EXERCISE INPUT:

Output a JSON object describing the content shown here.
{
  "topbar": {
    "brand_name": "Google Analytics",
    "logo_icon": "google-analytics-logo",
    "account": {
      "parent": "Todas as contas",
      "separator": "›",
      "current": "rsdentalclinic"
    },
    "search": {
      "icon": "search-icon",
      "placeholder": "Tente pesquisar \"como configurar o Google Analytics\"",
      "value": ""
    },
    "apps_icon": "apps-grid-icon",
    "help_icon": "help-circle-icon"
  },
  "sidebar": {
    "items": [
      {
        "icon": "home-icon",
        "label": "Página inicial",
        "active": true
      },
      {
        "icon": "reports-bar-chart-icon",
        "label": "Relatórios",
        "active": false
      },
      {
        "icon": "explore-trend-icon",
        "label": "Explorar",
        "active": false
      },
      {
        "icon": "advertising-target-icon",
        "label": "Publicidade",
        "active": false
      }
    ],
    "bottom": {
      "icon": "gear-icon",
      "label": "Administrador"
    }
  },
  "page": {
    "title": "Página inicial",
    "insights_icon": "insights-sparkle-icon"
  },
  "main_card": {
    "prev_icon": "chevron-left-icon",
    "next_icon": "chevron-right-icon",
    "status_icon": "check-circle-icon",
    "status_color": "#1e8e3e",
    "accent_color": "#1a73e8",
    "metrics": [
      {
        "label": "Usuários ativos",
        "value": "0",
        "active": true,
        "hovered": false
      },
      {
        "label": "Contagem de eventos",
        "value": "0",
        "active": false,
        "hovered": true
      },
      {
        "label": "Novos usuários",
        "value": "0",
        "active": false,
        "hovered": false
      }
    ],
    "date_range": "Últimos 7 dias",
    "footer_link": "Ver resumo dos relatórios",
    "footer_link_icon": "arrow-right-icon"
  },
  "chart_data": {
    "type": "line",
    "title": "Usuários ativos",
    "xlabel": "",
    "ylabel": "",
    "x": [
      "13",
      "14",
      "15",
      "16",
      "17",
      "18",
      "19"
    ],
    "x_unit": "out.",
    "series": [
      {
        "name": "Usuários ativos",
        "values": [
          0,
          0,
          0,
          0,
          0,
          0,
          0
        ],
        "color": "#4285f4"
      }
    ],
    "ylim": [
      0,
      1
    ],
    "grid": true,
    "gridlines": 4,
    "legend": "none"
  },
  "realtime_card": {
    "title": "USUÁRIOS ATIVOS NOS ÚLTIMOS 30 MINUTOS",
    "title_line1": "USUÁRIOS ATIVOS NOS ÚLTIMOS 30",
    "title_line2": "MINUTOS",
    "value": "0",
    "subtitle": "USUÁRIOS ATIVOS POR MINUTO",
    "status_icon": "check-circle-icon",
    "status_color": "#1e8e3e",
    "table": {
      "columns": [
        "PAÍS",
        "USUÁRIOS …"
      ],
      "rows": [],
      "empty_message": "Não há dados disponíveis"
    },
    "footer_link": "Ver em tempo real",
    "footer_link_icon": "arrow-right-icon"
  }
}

EXERCISE: Repeat every record, exactly as written.

RIGHT ANSWER:
Output a JSON object describing the content shown here.
{
  "topbar": {
    "brand_name": "Google Analytics",
    "logo_icon": "google-analytics-logo",
    "account": {
      "parent": "Todas as contas",
      "separator": "›",
      "current": "rsdentalclinic"
    },
    "search": {
      "icon": "search-icon",
      "placeholder": "Tente pesquisar \"como configurar o Google Analytics\"",
      "value": ""
    },
    "apps_icon": "apps-grid-icon",
    "help_icon": "help-circle-icon"
  },
  "sidebar": {
    "items": [
      {
        "icon": "home-icon",
        "label": "Página inicial",
        "active": true
      },
      {
        "icon": "reports-bar-chart-icon",
        "label": "Relatórios",
        "active": false
      },
      {
        "icon": "explore-trend-icon",
        "label": "Explorar",
        "active": false
      },
      {
        "icon": "advertising-target-icon",
        "label": "Publicidade",
        "active": false
      }
    ],
    "bottom": {
      "icon": "gear-icon",
      "label": "Administrador"
    }
  },
  "page": {
    "title": "Página inicial",
    "insights_icon": "insights-sparkle-icon"
  },
  "main_card": {
    "prev_icon": "chevron-left-icon",
    "next_icon": "chevron-right-icon",
    "status_icon": "check-circle-icon",
    "status_color": "#1e8e3e",
    "accent_color": "#1a73e8",
    "metrics": [
      {
        "label": "Usuários ativos",
        "value": "0",
        "active": true,
        "hovered": false
      },
      {
        "label": "Contagem de eventos",
        "value": "0",
        "active": false,
        "hovered": true
      },
      {
        "label": "Novos usuários",
        "value": "0",
        "active": false,
        "hovered": false
      }
    ],
    "date_range": "Últimos 7 dias",
    "footer_link": "Ver resumo dos relatórios",
    "footer_link_icon": "arrow-right-icon"
  },
  "chart_data": {
    "type": "line",
    "title": "Usuários ativos",
    "xlabel": "",
    "ylabel": "",
    "x": [
      "13",
      "14",
      "15",
      "16",
      "17",
      "18",
      "19"
    ],
    "x_unit": "out.",
    "series": [
      {
        "name": "Usuários ativos",
        "values": [
          0,
          0,
          0,
          0,
          0,
          0,
          0
        ],
        "color": "#4285f4"
      }
    ],
    "ylim": [
      0,
      1
    ],
    "grid": true,
    "gridlines": 4,
    "legend": "none"
  },
  "realtime_card": {
    "title": "USUÁRIOS ATIVOS NOS ÚLTIMOS 30 MINUTOS",
    "title_line1": "USUÁRIOS ATIVOS NOS ÚLTIMOS 30",
    "title_line2": "MINUTOS",
    "value": "0",
    "subtitle": "USUÁRIOS ATIVOS POR MINUTO",
    "status_icon": "check-circle-icon",
    "status_color": "#1e8e3e",
    "table": {
      "columns": [
        "PAÍS",
        "USUÁRIOS …"
      ],
      "rows": [],
      "empty_message": "Não há dados disponíveis"
    },
    "footer_link": "Ver em tempo real",
    "footer_link_icon": "arrow-right-icon"
  }
}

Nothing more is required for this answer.